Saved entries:
===============

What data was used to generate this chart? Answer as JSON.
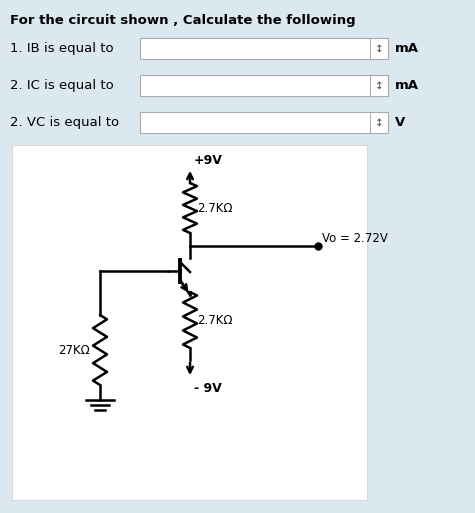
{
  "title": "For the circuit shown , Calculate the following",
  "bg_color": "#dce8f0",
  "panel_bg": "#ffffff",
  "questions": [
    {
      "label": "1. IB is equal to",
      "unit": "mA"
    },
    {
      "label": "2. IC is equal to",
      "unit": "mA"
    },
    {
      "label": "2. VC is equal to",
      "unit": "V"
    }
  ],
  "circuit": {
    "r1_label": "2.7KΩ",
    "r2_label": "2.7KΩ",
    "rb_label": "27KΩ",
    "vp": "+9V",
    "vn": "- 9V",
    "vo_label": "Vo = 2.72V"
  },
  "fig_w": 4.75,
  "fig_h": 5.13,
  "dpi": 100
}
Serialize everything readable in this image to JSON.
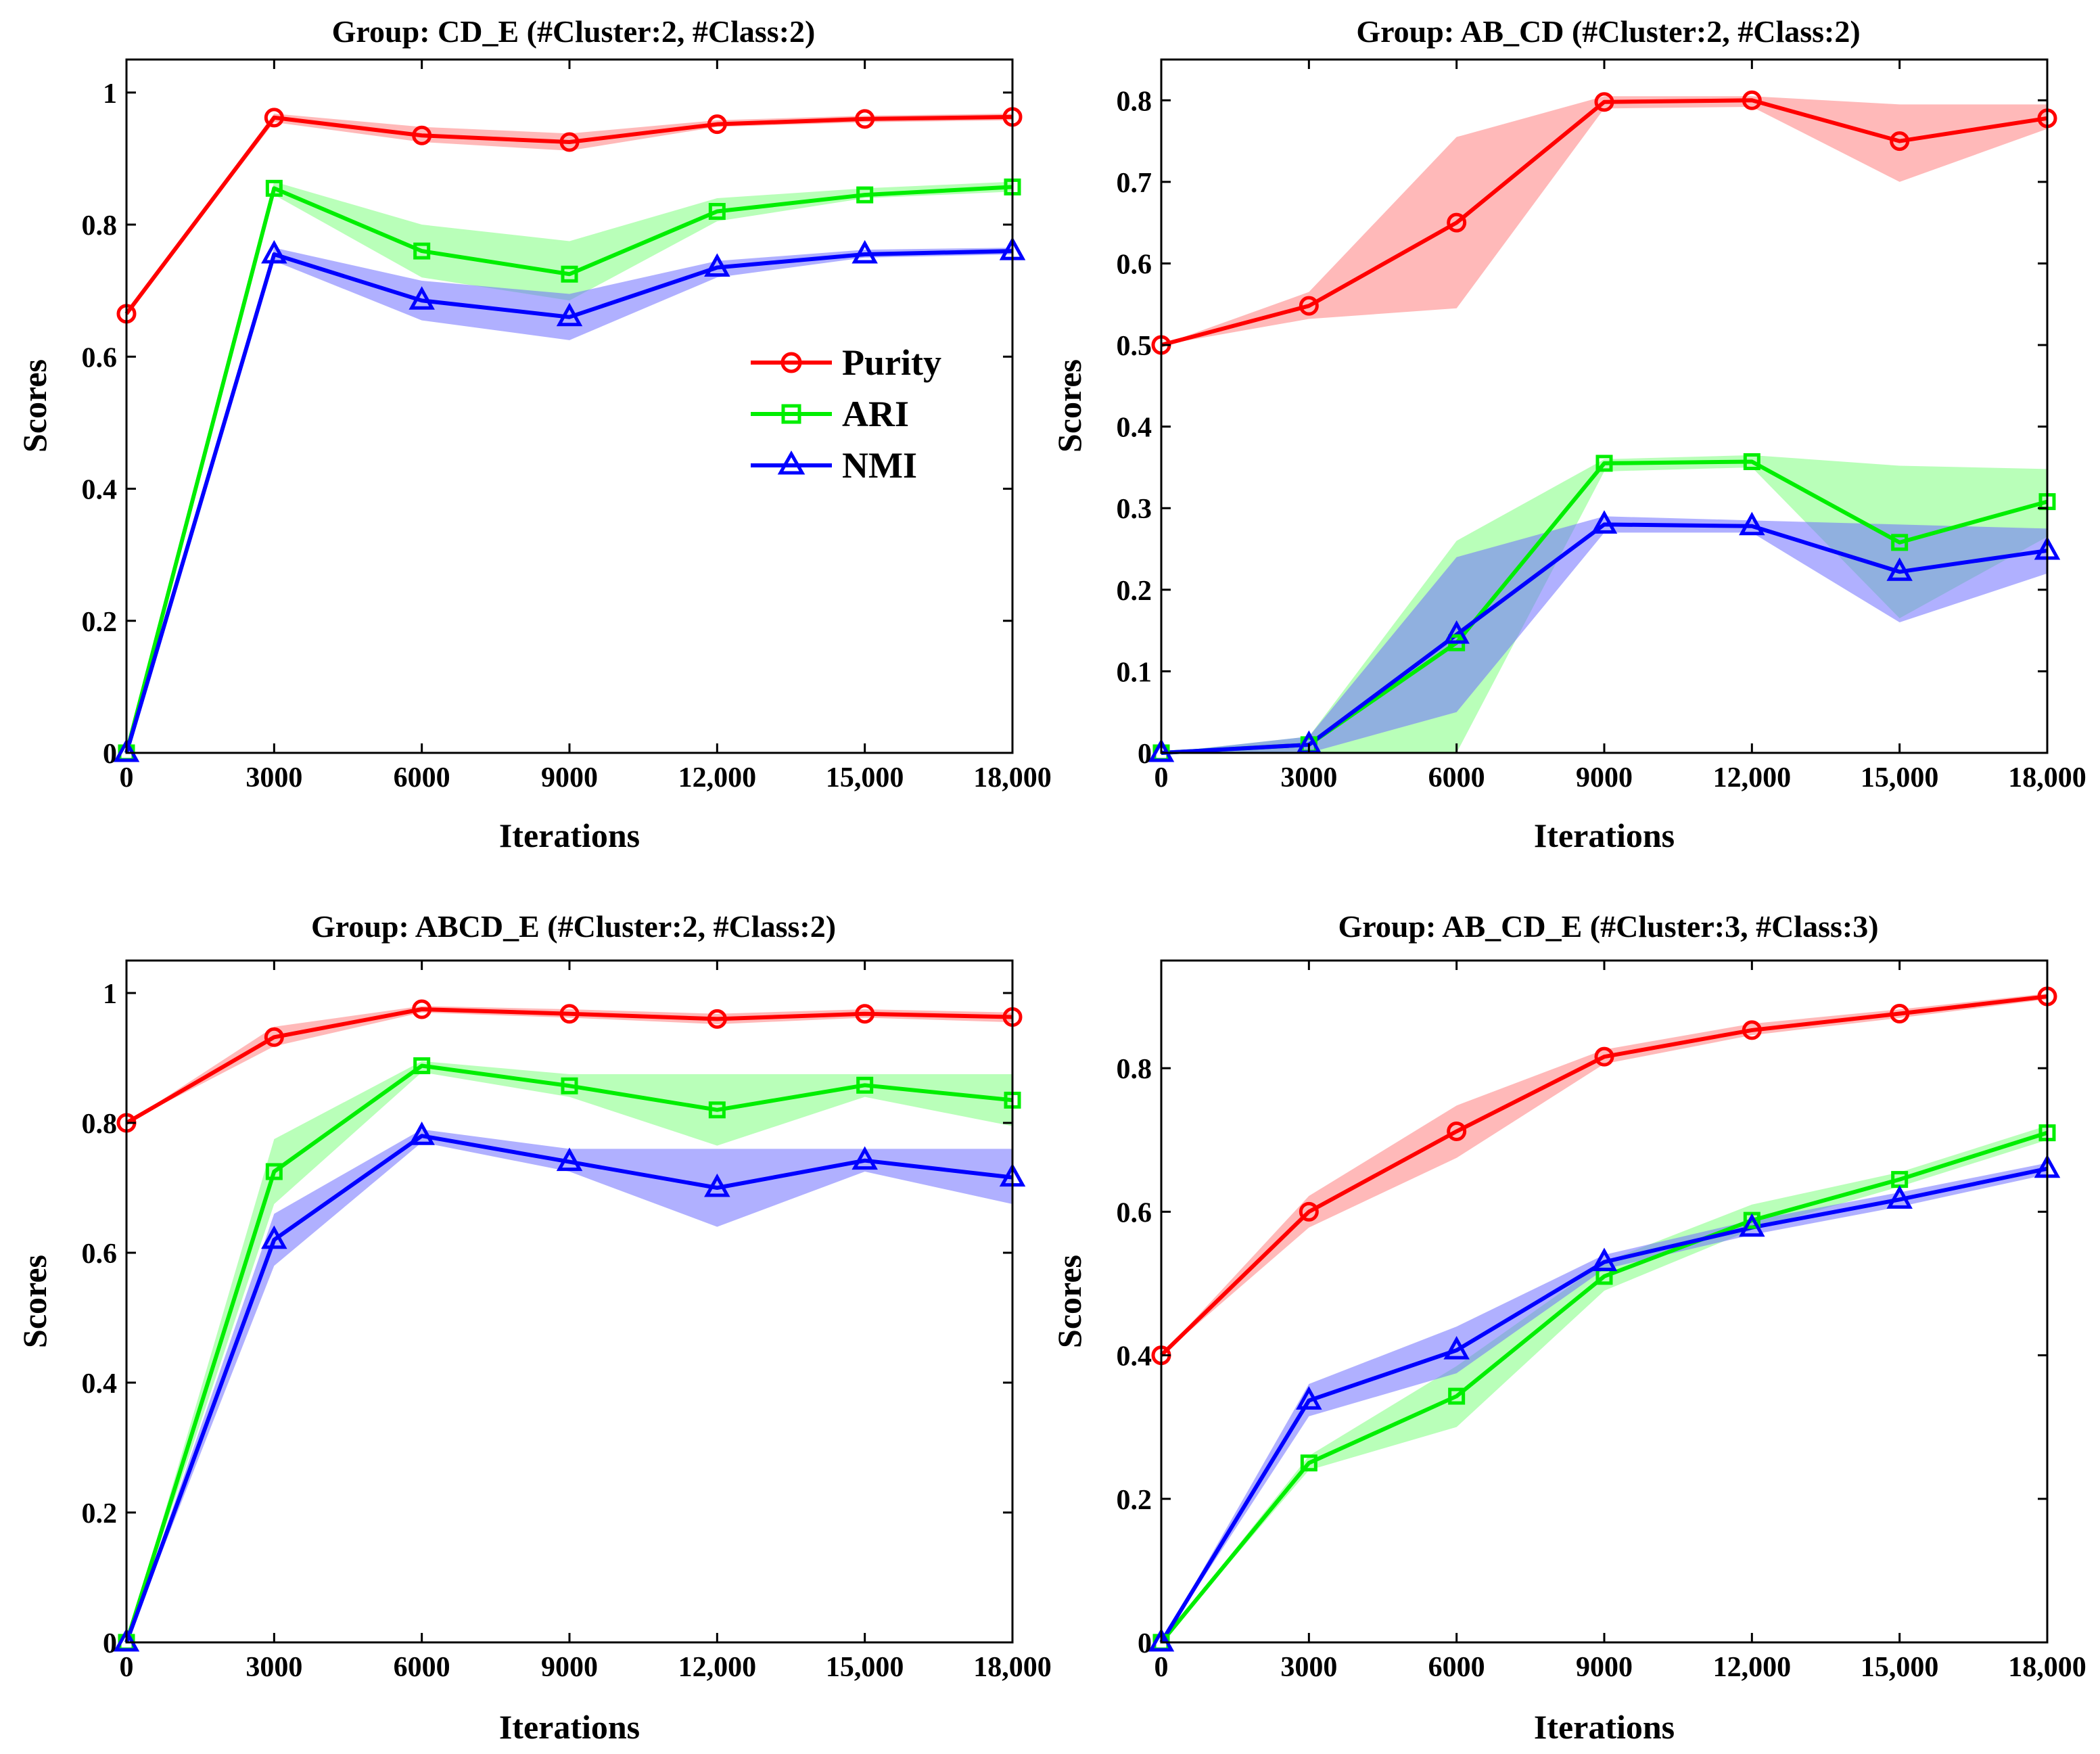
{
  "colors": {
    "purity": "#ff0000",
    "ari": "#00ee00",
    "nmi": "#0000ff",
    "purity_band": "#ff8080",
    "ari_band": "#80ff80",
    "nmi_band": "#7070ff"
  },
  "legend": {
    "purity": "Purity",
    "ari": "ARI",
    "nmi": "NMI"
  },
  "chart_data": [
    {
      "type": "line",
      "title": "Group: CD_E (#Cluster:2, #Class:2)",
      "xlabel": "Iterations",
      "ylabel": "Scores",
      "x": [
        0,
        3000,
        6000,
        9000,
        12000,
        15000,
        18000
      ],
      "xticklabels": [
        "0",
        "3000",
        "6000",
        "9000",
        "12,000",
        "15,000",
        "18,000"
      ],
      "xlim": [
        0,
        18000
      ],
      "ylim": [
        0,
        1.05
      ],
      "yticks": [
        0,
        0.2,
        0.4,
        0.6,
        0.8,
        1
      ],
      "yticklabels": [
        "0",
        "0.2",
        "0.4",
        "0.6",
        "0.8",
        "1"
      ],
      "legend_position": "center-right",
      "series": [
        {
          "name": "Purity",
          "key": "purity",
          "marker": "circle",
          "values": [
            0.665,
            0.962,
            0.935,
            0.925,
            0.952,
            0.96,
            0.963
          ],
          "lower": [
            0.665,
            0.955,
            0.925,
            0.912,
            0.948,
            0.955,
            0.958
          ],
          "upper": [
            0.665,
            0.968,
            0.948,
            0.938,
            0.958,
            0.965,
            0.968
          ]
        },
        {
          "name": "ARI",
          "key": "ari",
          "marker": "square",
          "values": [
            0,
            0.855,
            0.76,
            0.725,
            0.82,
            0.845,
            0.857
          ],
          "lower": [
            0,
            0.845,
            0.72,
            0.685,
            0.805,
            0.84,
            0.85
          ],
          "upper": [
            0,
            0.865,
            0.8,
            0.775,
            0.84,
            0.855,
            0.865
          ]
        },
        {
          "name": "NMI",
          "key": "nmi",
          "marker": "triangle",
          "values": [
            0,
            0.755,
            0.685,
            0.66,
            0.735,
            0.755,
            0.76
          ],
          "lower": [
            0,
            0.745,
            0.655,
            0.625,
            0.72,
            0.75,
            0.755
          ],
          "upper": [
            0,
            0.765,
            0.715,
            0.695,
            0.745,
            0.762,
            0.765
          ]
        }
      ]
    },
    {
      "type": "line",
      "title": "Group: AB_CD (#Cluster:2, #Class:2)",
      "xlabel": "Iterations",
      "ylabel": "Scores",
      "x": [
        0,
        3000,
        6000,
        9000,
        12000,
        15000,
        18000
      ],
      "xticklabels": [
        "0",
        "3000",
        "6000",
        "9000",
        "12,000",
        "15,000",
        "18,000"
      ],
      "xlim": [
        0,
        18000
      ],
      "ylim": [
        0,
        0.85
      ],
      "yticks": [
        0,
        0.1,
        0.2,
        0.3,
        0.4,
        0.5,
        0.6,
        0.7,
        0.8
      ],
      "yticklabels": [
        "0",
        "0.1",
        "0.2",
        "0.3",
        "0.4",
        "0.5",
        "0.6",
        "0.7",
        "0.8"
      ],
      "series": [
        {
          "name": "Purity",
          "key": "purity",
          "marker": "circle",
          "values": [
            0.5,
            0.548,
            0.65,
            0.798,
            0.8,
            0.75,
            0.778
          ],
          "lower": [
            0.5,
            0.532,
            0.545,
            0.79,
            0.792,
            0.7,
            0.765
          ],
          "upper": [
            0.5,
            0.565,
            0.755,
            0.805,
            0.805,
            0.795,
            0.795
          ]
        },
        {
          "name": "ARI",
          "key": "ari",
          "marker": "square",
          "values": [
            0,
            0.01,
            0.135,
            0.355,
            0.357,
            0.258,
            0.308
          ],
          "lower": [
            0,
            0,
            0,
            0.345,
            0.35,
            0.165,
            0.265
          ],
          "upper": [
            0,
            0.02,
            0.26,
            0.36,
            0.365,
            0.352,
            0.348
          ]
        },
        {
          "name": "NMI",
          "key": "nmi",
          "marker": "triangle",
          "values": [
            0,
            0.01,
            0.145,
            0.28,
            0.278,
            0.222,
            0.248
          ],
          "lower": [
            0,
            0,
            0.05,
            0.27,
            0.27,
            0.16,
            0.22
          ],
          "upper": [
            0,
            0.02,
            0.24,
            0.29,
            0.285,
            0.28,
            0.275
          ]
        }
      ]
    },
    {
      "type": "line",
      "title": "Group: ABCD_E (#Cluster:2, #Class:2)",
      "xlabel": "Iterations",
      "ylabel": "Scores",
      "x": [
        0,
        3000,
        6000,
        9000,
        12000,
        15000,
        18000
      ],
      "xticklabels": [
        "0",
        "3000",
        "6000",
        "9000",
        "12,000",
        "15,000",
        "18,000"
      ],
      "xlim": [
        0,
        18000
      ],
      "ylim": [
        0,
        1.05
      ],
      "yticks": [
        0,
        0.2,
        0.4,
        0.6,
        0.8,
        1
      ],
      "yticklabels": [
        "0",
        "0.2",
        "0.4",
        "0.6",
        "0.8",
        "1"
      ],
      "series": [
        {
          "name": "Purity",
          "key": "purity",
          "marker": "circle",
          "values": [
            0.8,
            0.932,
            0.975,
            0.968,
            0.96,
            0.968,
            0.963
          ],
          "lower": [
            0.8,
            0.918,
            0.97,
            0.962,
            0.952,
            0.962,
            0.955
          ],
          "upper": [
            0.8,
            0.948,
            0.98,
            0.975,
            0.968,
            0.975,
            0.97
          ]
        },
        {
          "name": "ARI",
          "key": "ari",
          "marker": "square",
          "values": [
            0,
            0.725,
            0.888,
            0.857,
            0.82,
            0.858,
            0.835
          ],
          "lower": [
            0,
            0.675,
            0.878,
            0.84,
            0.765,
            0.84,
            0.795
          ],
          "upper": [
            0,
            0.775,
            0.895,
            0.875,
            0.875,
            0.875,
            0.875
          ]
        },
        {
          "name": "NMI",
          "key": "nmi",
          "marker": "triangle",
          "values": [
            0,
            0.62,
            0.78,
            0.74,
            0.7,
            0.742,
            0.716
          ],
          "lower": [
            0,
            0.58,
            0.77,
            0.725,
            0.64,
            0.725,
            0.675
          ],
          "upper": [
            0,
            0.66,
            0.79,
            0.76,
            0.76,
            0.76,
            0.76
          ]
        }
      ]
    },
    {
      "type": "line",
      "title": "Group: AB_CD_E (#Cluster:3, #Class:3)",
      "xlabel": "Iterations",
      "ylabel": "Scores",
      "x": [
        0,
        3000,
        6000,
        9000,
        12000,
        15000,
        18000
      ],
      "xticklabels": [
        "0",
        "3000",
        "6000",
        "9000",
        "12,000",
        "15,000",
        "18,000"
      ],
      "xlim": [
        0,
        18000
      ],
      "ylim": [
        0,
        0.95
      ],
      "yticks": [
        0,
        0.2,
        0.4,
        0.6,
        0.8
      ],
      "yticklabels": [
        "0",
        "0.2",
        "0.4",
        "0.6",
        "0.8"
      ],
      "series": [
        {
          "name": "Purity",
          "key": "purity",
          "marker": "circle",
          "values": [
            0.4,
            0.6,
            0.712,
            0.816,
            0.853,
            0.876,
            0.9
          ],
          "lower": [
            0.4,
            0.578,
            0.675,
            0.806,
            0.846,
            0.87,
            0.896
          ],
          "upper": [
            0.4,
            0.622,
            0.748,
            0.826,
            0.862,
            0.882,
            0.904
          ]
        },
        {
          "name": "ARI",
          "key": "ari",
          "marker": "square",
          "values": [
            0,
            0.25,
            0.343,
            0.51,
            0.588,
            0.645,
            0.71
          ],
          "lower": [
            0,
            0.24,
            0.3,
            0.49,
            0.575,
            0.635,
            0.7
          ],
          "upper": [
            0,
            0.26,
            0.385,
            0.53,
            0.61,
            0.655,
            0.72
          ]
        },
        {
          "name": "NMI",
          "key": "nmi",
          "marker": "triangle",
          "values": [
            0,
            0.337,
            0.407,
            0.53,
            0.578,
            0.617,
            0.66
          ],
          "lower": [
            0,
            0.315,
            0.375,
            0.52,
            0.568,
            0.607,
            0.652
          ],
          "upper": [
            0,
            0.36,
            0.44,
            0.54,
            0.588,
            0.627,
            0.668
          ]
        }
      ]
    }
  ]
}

===============

WORK TO COMPLETE: Locate each line containing the string "title" and show it.

SOLVED EXERCISE:
  "title": "For the circuit shown , Calculate the following",
      "title": "Group: CD_E (#Cluster:2, #Class:2)",
      "title": "Group: AB_CD (#Cluster:2, #Class:2)",
      "title": "Group: ABCD_E (#Cluster:2, #Class:2)",
      "title": "Group: AB_CD_E (#Cluster:3, #Class:3)",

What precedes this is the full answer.